Data to process -

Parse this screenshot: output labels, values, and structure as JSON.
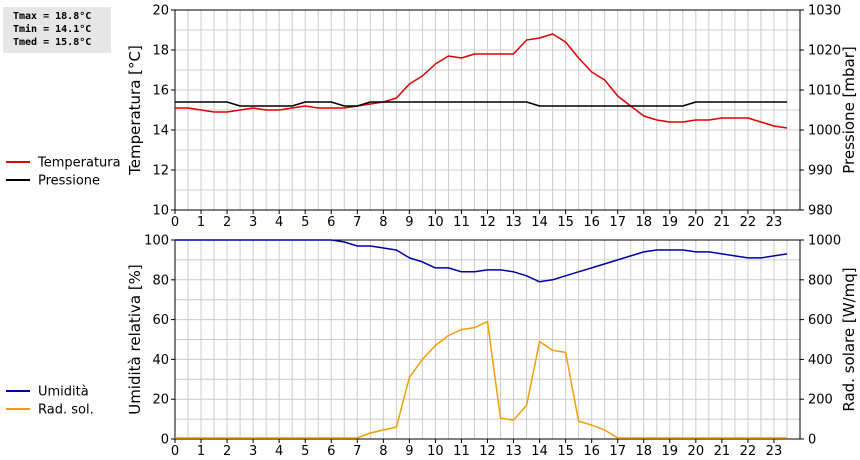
{
  "stats": {
    "tmax": "Tmax = 18.8°C",
    "tmin": "Tmin = 14.1°C",
    "tmed": "Tmed = 15.8°C"
  },
  "colors": {
    "temp": "#dd0000",
    "press": "#000000",
    "hum": "#0000aa",
    "rad": "#f0a000",
    "grid": "#cccccc"
  },
  "chart_data": [
    {
      "type": "line",
      "xlabel": "",
      "ylabel": "Temperatura [°C]",
      "y2label": "Pressione [mbar]",
      "xlim": [
        0,
        24
      ],
      "ylim": [
        10,
        20
      ],
      "y2lim": [
        980,
        1030
      ],
      "xticks": [
        0,
        1,
        2,
        3,
        4,
        5,
        6,
        7,
        8,
        9,
        10,
        11,
        12,
        13,
        14,
        15,
        16,
        17,
        18,
        19,
        20,
        21,
        22,
        23
      ],
      "yticks": [
        10,
        12,
        14,
        16,
        18,
        20
      ],
      "y2ticks": [
        980,
        990,
        1000,
        1010,
        1020,
        1030
      ],
      "legend": "left",
      "grid": true,
      "series": [
        {
          "name": "Temperatura",
          "axis": "left",
          "color": "#dd0000",
          "x": [
            0,
            0.5,
            1,
            1.5,
            2,
            2.5,
            3,
            3.5,
            4,
            4.5,
            5,
            5.5,
            6,
            6.5,
            7,
            7.5,
            8,
            8.5,
            9,
            9.5,
            10,
            10.5,
            11,
            11.5,
            12,
            12.5,
            13,
            13.5,
            14,
            14.5,
            15,
            15.5,
            16,
            16.5,
            17,
            17.5,
            18,
            18.5,
            19,
            19.5,
            20,
            20.5,
            21,
            21.5,
            22,
            22.5,
            23,
            23.5
          ],
          "y": [
            15.1,
            15.1,
            15.0,
            14.9,
            14.9,
            15.0,
            15.1,
            15.0,
            15.0,
            15.1,
            15.2,
            15.1,
            15.1,
            15.1,
            15.2,
            15.3,
            15.4,
            15.6,
            16.3,
            16.7,
            17.3,
            17.7,
            17.6,
            17.8,
            17.8,
            17.8,
            17.8,
            18.5,
            18.6,
            18.8,
            18.4,
            17.6,
            16.9,
            16.5,
            15.7,
            15.2,
            14.7,
            14.5,
            14.4,
            14.4,
            14.5,
            14.5,
            14.6,
            14.6,
            14.6,
            14.4,
            14.2,
            14.1
          ]
        },
        {
          "name": "Pressione",
          "axis": "right",
          "color": "#000000",
          "x": [
            0,
            1,
            2,
            2.5,
            3,
            4,
            4.5,
            5,
            5.5,
            6,
            6.5,
            7,
            7.5,
            8,
            9,
            10,
            11,
            12,
            13,
            13.5,
            14,
            15,
            16,
            17,
            18,
            19,
            19.5,
            20,
            21,
            22,
            23,
            23.5
          ],
          "y": [
            1007,
            1007,
            1007,
            1006,
            1006,
            1006,
            1006,
            1007,
            1007,
            1007,
            1006,
            1006,
            1007,
            1007,
            1007,
            1007,
            1007,
            1007,
            1007,
            1007,
            1006,
            1006,
            1006,
            1006,
            1006,
            1006,
            1006,
            1007,
            1007,
            1007,
            1007,
            1007
          ]
        }
      ]
    },
    {
      "type": "line",
      "xlabel": "",
      "ylabel": "Umidità relativa [%]",
      "y2label": "Rad. solare [W/mq]",
      "xlim": [
        0,
        24
      ],
      "ylim": [
        0,
        100
      ],
      "y2lim": [
        0,
        1000
      ],
      "xticks": [
        0,
        1,
        2,
        3,
        4,
        5,
        6,
        7,
        8,
        9,
        10,
        11,
        12,
        13,
        14,
        15,
        16,
        17,
        18,
        19,
        20,
        21,
        22,
        23
      ],
      "yticks": [
        0,
        20,
        40,
        60,
        80,
        100
      ],
      "y2ticks": [
        0,
        200,
        400,
        600,
        800,
        1000
      ],
      "legend": "left",
      "grid": true,
      "series": [
        {
          "name": "Umidità",
          "axis": "left",
          "color": "#0000aa",
          "x": [
            0,
            1,
            2,
            3,
            4,
            5,
            6,
            6.5,
            7,
            7.5,
            8,
            8.5,
            9,
            9.5,
            10,
            10.5,
            11,
            11.5,
            12,
            12.5,
            13,
            13.5,
            14,
            14.5,
            15,
            15.5,
            16,
            16.5,
            17,
            17.5,
            18,
            18.5,
            19,
            19.5,
            20,
            20.5,
            21,
            21.5,
            22,
            22.5,
            23,
            23.5
          ],
          "y": [
            100,
            100,
            100,
            100,
            100,
            100,
            100,
            99,
            97,
            97,
            96,
            95,
            91,
            89,
            86,
            86,
            84,
            84,
            85,
            85,
            84,
            82,
            79,
            80,
            82,
            84,
            86,
            88,
            90,
            92,
            94,
            95,
            95,
            95,
            94,
            94,
            93,
            92,
            91,
            91,
            92,
            93
          ]
        },
        {
          "name": "Rad. sol.",
          "axis": "right",
          "color": "#f0a000",
          "x": [
            0,
            1,
            2,
            3,
            4,
            5,
            6,
            7,
            7.5,
            8,
            8.5,
            9,
            9.5,
            10,
            10.5,
            11,
            11.5,
            12,
            12.5,
            13,
            13.5,
            14,
            14.5,
            15,
            15.5,
            16,
            16.5,
            17,
            17.5,
            18,
            19,
            20,
            21,
            22,
            23,
            23.5
          ],
          "y": [
            5,
            5,
            5,
            5,
            5,
            5,
            5,
            5,
            30,
            45,
            60,
            310,
            400,
            470,
            520,
            550,
            560,
            590,
            105,
            95,
            170,
            490,
            445,
            435,
            90,
            70,
            45,
            5,
            5,
            5,
            5,
            5,
            5,
            5,
            5,
            5
          ]
        }
      ]
    }
  ]
}
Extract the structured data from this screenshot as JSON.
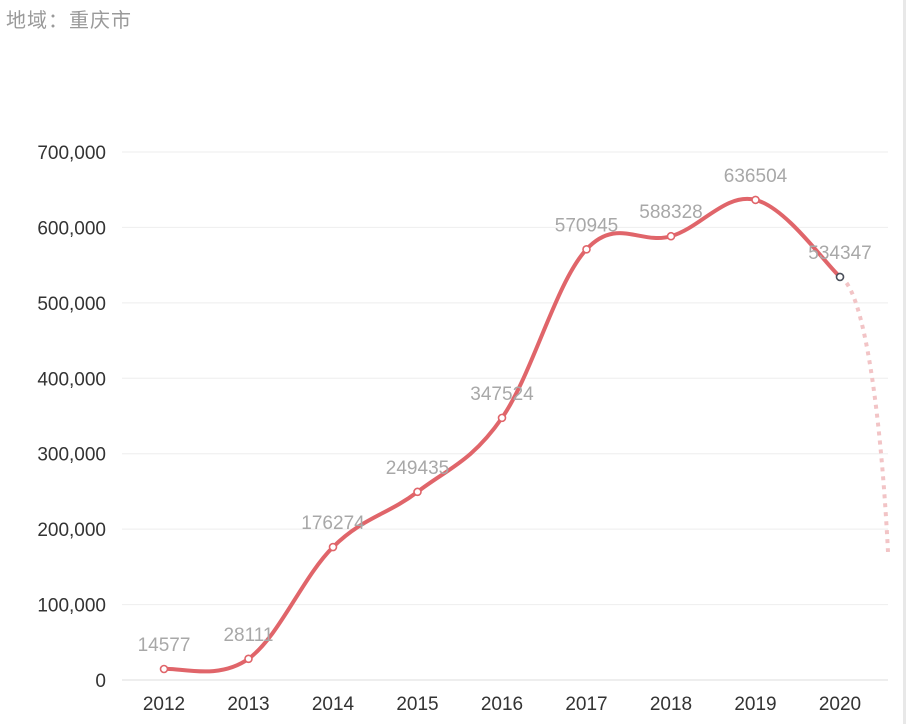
{
  "header": {
    "region_label": "地域：",
    "region_value": "重庆市"
  },
  "colors": {
    "line": "#e0656a",
    "forecast": "#f2c4c6",
    "grid": "#eeeeee",
    "tick_text": "#333333",
    "data_label": "#a8a8a8",
    "last_point": "#4a4f5a"
  },
  "chart_data": {
    "type": "line",
    "title": "",
    "xlabel": "",
    "ylabel": "",
    "categories": [
      "2012",
      "2013",
      "2014",
      "2015",
      "2016",
      "2017",
      "2018",
      "2019",
      "2020"
    ],
    "series": [
      {
        "values": [
          14577,
          28111,
          176274,
          249435,
          347524,
          570945,
          588328,
          636504,
          534347
        ]
      }
    ],
    "data_labels": [
      "14577",
      "28111",
      "176274",
      "249435",
      "347524",
      "570945",
      "588328",
      "636504",
      "534347"
    ],
    "yticks": [
      "0",
      "100,000",
      "200,000",
      "300,000",
      "400,000",
      "500,000",
      "600,000",
      "700,000"
    ],
    "ylim": [
      0,
      700000
    ],
    "grid": true,
    "smooth": true,
    "forecast_continuation": true
  }
}
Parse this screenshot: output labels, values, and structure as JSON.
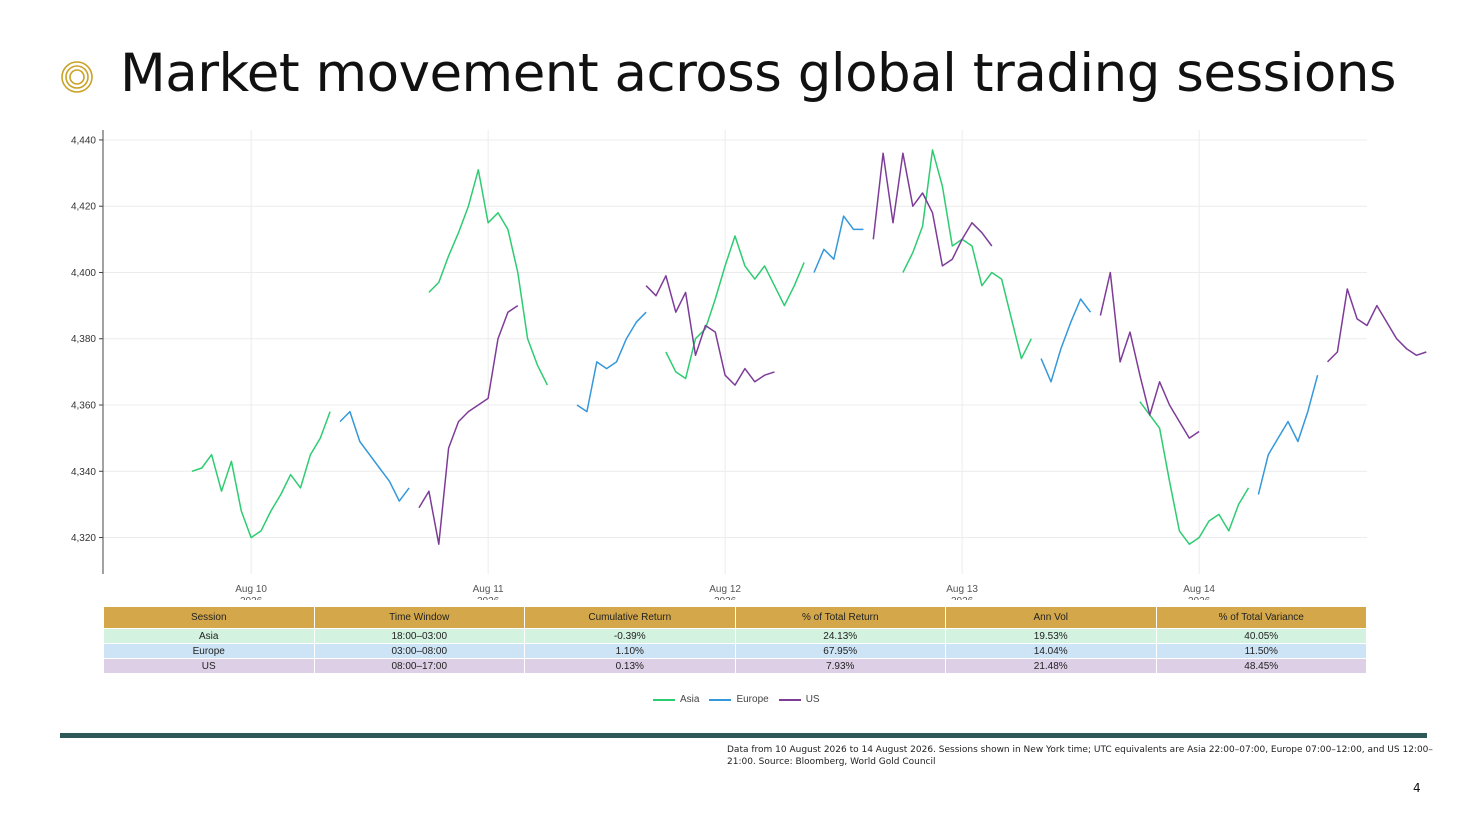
{
  "slide": {
    "title": "Market movement across global trading sessions",
    "page_number": "4",
    "icon": "concentric-circles-icon",
    "accent_color": "#c9a227",
    "divider_color": "#2f5959",
    "footnote": "Data from 10 August 2026 to 14 August 2026. Sessions shown in New York time; UTC equivalents are Asia 22:00–07:00, Europe 07:00–12:00, and US 12:00–21:00. Source: Bloomberg, World Gold Council"
  },
  "chart_data": {
    "type": "line",
    "title": "",
    "xlabel": "",
    "ylabel": "",
    "x_unit": "hours since 10 Aug 2026 00:00 (New York time)",
    "ylim": [
      4309,
      4443
    ],
    "xlim": [
      -15,
      113
    ],
    "yticks": [
      4320,
      4340,
      4360,
      4380,
      4400,
      4420,
      4440
    ],
    "ytick_labels": [
      "4,320",
      "4,340",
      "4,360",
      "4,380",
      "4,400",
      "4,420",
      "4,440"
    ],
    "xticks": [
      0,
      24,
      48,
      72,
      96
    ],
    "xtick_labels": [
      [
        "Aug 10",
        "2026"
      ],
      [
        "Aug 11",
        "2026"
      ],
      [
        "Aug 12",
        "2026"
      ],
      [
        "Aug 13",
        "2026"
      ],
      [
        "Aug 14",
        "2026"
      ]
    ],
    "grid": true,
    "legend_position": "bottom-center",
    "series": [
      {
        "name": "Asia",
        "color": "#2ecc71",
        "segments": [
          [
            [
              -6,
              4340
            ],
            [
              -5,
              4341
            ],
            [
              -4,
              4345
            ],
            [
              -3,
              4334
            ],
            [
              -2,
              4343
            ],
            [
              -1,
              4328
            ],
            [
              0,
              4320
            ],
            [
              1,
              4322
            ],
            [
              2,
              4328
            ],
            [
              3,
              4333
            ],
            [
              4,
              4339
            ],
            [
              5,
              4335
            ],
            [
              6,
              4345
            ],
            [
              7,
              4350
            ],
            [
              8,
              4358
            ]
          ],
          [
            [
              18,
              4394
            ],
            [
              19,
              4397
            ],
            [
              20,
              4405
            ],
            [
              21,
              4412
            ],
            [
              22,
              4420
            ],
            [
              23,
              4431
            ],
            [
              24,
              4415
            ],
            [
              25,
              4418
            ],
            [
              26,
              4413
            ],
            [
              27,
              4400
            ],
            [
              28,
              4380
            ],
            [
              29,
              4372
            ],
            [
              30,
              4366
            ]
          ],
          [
            [
              42,
              4376
            ],
            [
              43,
              4370
            ],
            [
              44,
              4368
            ],
            [
              45,
              4380
            ],
            [
              46,
              4383
            ],
            [
              47,
              4392
            ],
            [
              48,
              4402
            ],
            [
              49,
              4411
            ],
            [
              50,
              4402
            ],
            [
              51,
              4398
            ],
            [
              52,
              4402
            ],
            [
              53,
              4396
            ],
            [
              54,
              4390
            ],
            [
              55,
              4396
            ],
            [
              56,
              4403
            ]
          ],
          [
            [
              66,
              4400
            ],
            [
              67,
              4406
            ],
            [
              68,
              4414
            ],
            [
              69,
              4437
            ],
            [
              70,
              4426
            ],
            [
              71,
              4408
            ],
            [
              72,
              4410
            ],
            [
              73,
              4408
            ],
            [
              74,
              4396
            ],
            [
              75,
              4400
            ],
            [
              76,
              4398
            ],
            [
              77,
              4386
            ],
            [
              78,
              4374
            ],
            [
              79,
              4380
            ]
          ],
          [
            [
              90,
              4361
            ],
            [
              91,
              4357
            ],
            [
              92,
              4353
            ],
            [
              93,
              4337
            ],
            [
              94,
              4322
            ],
            [
              95,
              4318
            ],
            [
              96,
              4320
            ],
            [
              97,
              4325
            ],
            [
              98,
              4327
            ],
            [
              99,
              4322
            ],
            [
              100,
              4330
            ],
            [
              101,
              4335
            ]
          ]
        ]
      },
      {
        "name": "Europe",
        "color": "#3498db",
        "segments": [
          [
            [
              9,
              4355
            ],
            [
              10,
              4358
            ],
            [
              11,
              4349
            ],
            [
              12,
              4345
            ],
            [
              13,
              4341
            ],
            [
              14,
              4337
            ],
            [
              15,
              4331
            ],
            [
              16,
              4335
            ]
          ],
          [
            [
              33,
              4360
            ],
            [
              34,
              4358
            ],
            [
              35,
              4373
            ],
            [
              36,
              4371
            ],
            [
              37,
              4373
            ],
            [
              38,
              4380
            ],
            [
              39,
              4385
            ],
            [
              40,
              4388
            ]
          ],
          [
            [
              57,
              4400
            ],
            [
              58,
              4407
            ],
            [
              59,
              4404
            ],
            [
              60,
              4417
            ],
            [
              61,
              4413
            ],
            [
              62,
              4413
            ]
          ],
          [
            [
              80,
              4374
            ],
            [
              81,
              4367
            ],
            [
              82,
              4377
            ],
            [
              83,
              4385
            ],
            [
              84,
              4392
            ],
            [
              85,
              4388
            ]
          ],
          [
            [
              102,
              4333
            ],
            [
              103,
              4345
            ],
            [
              104,
              4350
            ],
            [
              105,
              4355
            ],
            [
              106,
              4349
            ],
            [
              107,
              4358
            ],
            [
              108,
              4369
            ]
          ]
        ]
      },
      {
        "name": "US",
        "color": "#7d3c98",
        "segments": [
          [
            [
              17,
              4329
            ],
            [
              18,
              4334
            ],
            [
              19,
              4318
            ],
            [
              20,
              4347
            ],
            [
              21,
              4355
            ],
            [
              22,
              4358
            ],
            [
              23,
              4360
            ],
            [
              24,
              4362
            ],
            [
              25,
              4380
            ],
            [
              26,
              4388
            ],
            [
              27,
              4390
            ]
          ],
          [
            [
              40,
              4396
            ],
            [
              41,
              4393
            ],
            [
              42,
              4399
            ],
            [
              43,
              4388
            ],
            [
              44,
              4394
            ],
            [
              45,
              4375
            ],
            [
              46,
              4384
            ],
            [
              47,
              4382
            ],
            [
              48,
              4369
            ],
            [
              49,
              4366
            ],
            [
              50,
              4371
            ],
            [
              51,
              4367
            ],
            [
              52,
              4369
            ],
            [
              53,
              4370
            ]
          ],
          [
            [
              63,
              4410
            ],
            [
              64,
              4436
            ],
            [
              65,
              4415
            ],
            [
              66,
              4436
            ],
            [
              67,
              4420
            ],
            [
              68,
              4424
            ],
            [
              69,
              4418
            ],
            [
              70,
              4402
            ],
            [
              71,
              4404
            ],
            [
              72,
              4410
            ],
            [
              73,
              4415
            ],
            [
              74,
              4412
            ],
            [
              75,
              4408
            ]
          ],
          [
            [
              86,
              4387
            ],
            [
              87,
              4400
            ],
            [
              88,
              4373
            ],
            [
              89,
              4382
            ],
            [
              90,
              4369
            ],
            [
              91,
              4357
            ],
            [
              92,
              4367
            ],
            [
              93,
              4360
            ],
            [
              94,
              4355
            ],
            [
              95,
              4350
            ],
            [
              96,
              4352
            ]
          ],
          [
            [
              109,
              4373
            ],
            [
              110,
              4376
            ],
            [
              111,
              4395
            ],
            [
              112,
              4386
            ],
            [
              113,
              4384
            ],
            [
              114,
              4390
            ],
            [
              115,
              4385
            ],
            [
              116,
              4380
            ],
            [
              117,
              4377
            ],
            [
              118,
              4375
            ],
            [
              119,
              4376
            ]
          ]
        ]
      }
    ]
  },
  "table": {
    "columns": [
      "Session",
      "Time Window",
      "Cumulative Return",
      "% of Total Return",
      "Ann Vol",
      "% of Total Variance"
    ],
    "header_color": "#d4a84a",
    "rows": [
      {
        "cells": [
          "Asia",
          "18:00–03:00",
          "-0.39%",
          "24.13%",
          "19.53%",
          "40.05%"
        ],
        "color": "#d3f2df"
      },
      {
        "cells": [
          "Europe",
          "03:00–08:00",
          "1.10%",
          "67.95%",
          "14.04%",
          "11.50%"
        ],
        "color": "#cce4f5"
      },
      {
        "cells": [
          "US",
          "08:00–17:00",
          "0.13%",
          "7.93%",
          "21.48%",
          "48.45%"
        ],
        "color": "#ddd0e6"
      }
    ]
  },
  "legend": {
    "items": [
      {
        "label": "Asia",
        "color": "#2ecc71"
      },
      {
        "label": "Europe",
        "color": "#3498db"
      },
      {
        "label": "US",
        "color": "#7d3c98"
      }
    ]
  }
}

Exercise task - Where a line in the entries holds "name", copy that line.

Task answer -
          "name": "Temperatura",
          "name": "Pressione",
          "name": "Umidità",
          "name": "Rad. sol.",
        "name": "Asia",
        "name": "Europe",
        "name": "US",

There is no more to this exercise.